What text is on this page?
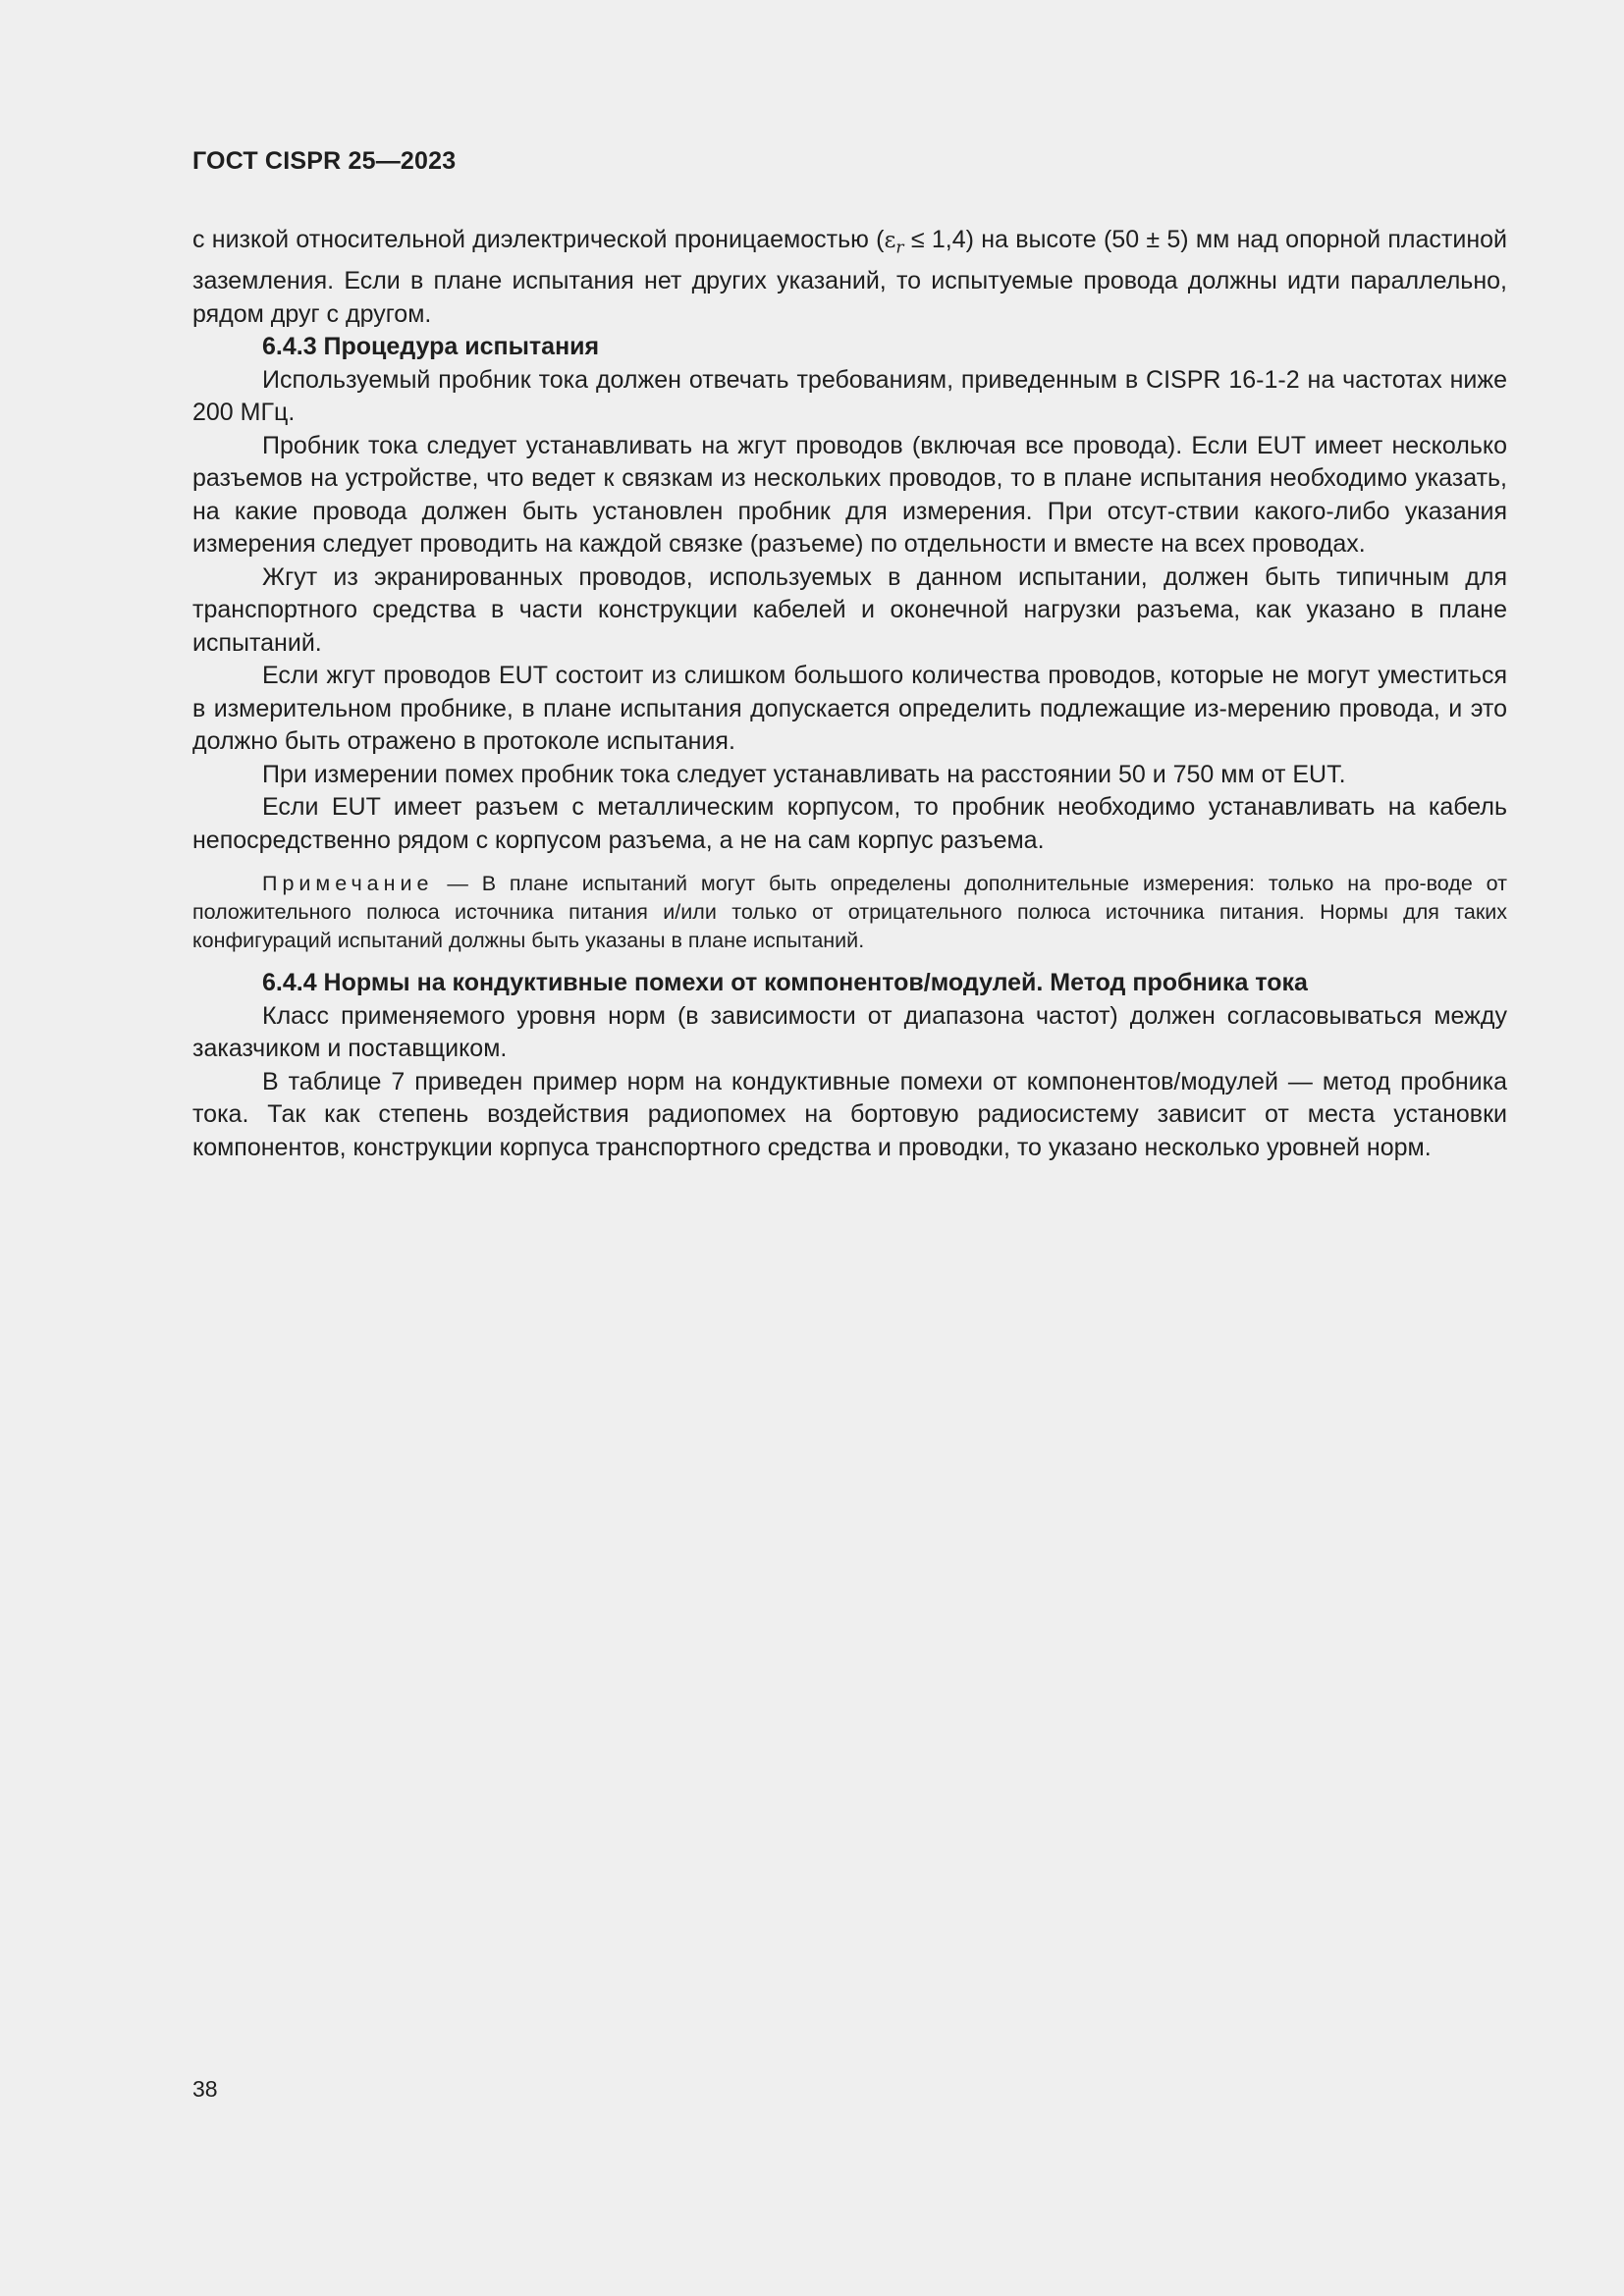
ГОСТ CISPR 25—2023

с низкой относительной диэлектрической проницаемостью $(\varepsilon_r \le 1,4)$ на высоте (50 ± 5) мм над опорной пластиной заземления. Если в плане испытания нет других указаний, то испытуемые провода должны идти параллельно, рядом друг с другом.

6.4.3 Процедура испытания

Используемый пробник тока должен отвечать требованиям, приведенным в CISPR 16-1-2 на частотах ниже 200 МГц.

Пробник тока следует устанавливать на жгут проводов (включая все провода). Если EUT имеет несколько разъемов на устройстве, что ведет к связкам из нескольких проводов, то в плане испытания необходимо указать, на какие провода должен быть установлен пробник для измерения. При отсут-ствии какого-либо указания измерения следует проводить на каждой связке (разъеме) по отдельности и вместе на всех проводах.

Жгут из экранированных проводов, используемых в данном испытании, должен быть типичным для транспортного средства в части конструкции кабелей и оконечной нагрузки разъема, как указано в плане испытаний.

Если жгут проводов EUT состоит из слишком большого количества проводов, которые не могут уместиться в измерительном пробнике, в плане испытания допускается определить подлежащие из-мерению провода, и это должно быть отражено в протоколе испытания.

При измерении помех пробник тока следует устанавливать на расстоянии 50 и 750 мм от EUT.

Если EUT имеет разъем с металлическим корпусом, то пробник необходимо устанавливать на кабель непосредственно рядом с корпусом разъема, а не на сам корпус разъема.

Примечание — В плане испытаний могут быть определены дополнительные измерения: только на про-воде от положительного полюса источника питания и/или только от отрицательного полюса источника питания. Нормы для таких конфигураций испытаний должны быть указаны в плане испытаний.

6.4.4 Нормы на кондуктивные помехи от компонентов/модулей. Метод пробника тока

Класс применяемого уровня норм (в зависимости от диапазона частот) должен согласовываться между заказчиком и поставщиком.

В таблице 7 приведен пример норм на кондуктивные помехи от компонентов/модулей — метод пробника тока. Так как степень воздействия радиопомех на бортовую радиосистему зависит от места установки компонентов, конструкции корпуса транспортного средства и проводки, то указано несколько уровней норм.

38
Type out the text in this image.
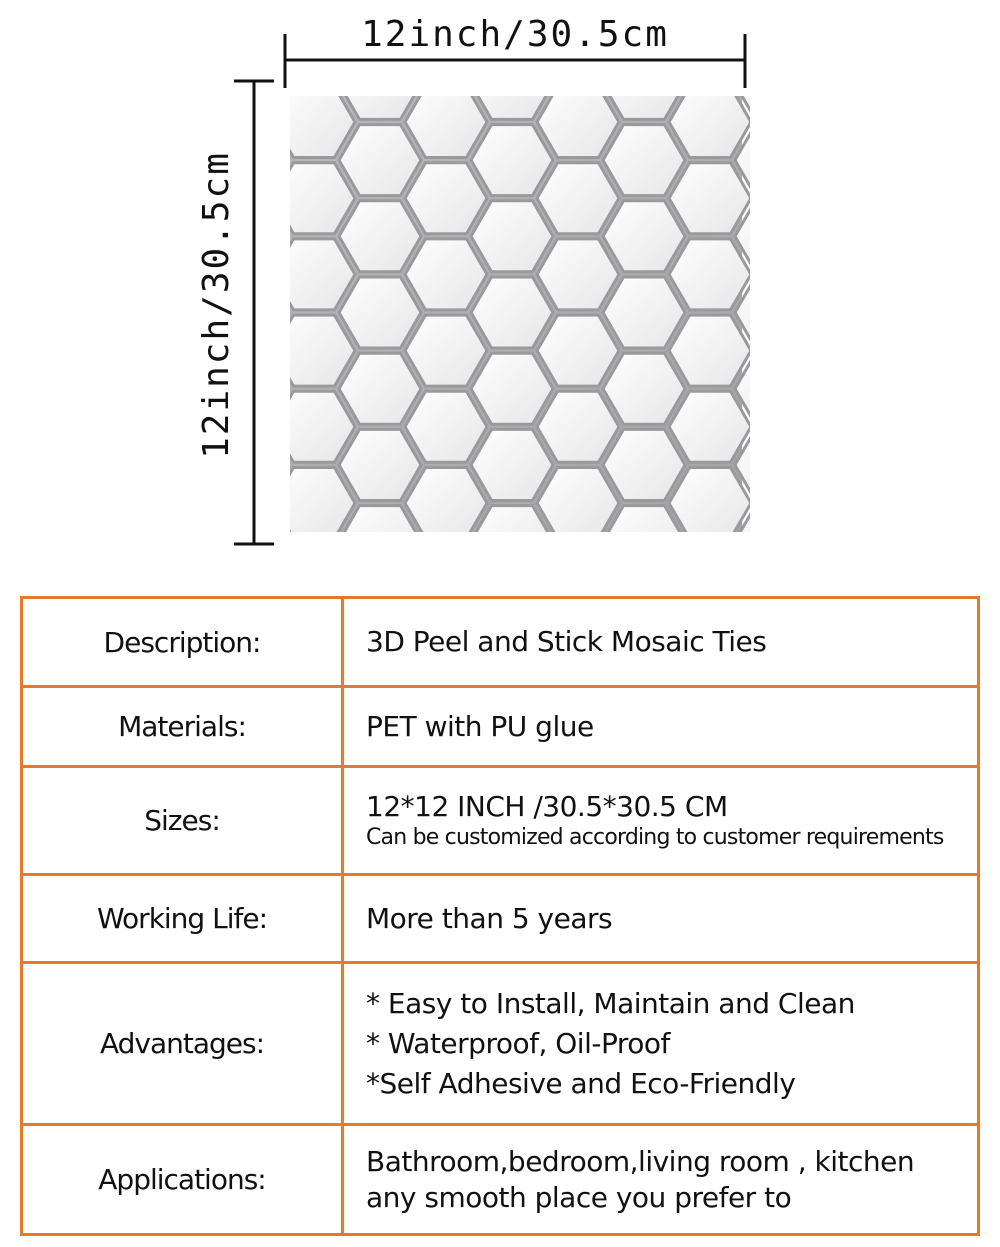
12inch/30.5cm
12inch/30.5cm
Description:	3D Peel and Stick Mosaic Ties

Materials:	PET with PU glue

Sizes:	12*12 INCH /30.5*30.5 CM
Can be customized according to customer requirements

Working Life:	More than 5 years

Advantages:	* Easy to Install, Maintain and Clean
* Waterproof, Oil-Proof
*Self Adhesive and Eco-Friendly

Applications:	Bathroom,bedroom,living room , kitchen
any smooth place you prefer to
• • • •
• WHAT THE TASK REQUIRES:
Check every line for "могут" and show the ones that have it.

• FINAL RESULT:
Если жгут проводов EUT состоит из слишком большого количества проводов, которые не могут уместиться в измерительном пробнике, в плане испытания допускается определить подлежащие из-мерению провода, и это должно быть отражено в протоколе испытания.
Примечание — В плане испытаний могут быть определены дополнительные измерения: только на про-воде от положительного полюса источника питания и/или только от отрицательного полюса источника питания. Нормы для таких конфигураций испытаний должны быть указаны в плане испытаний.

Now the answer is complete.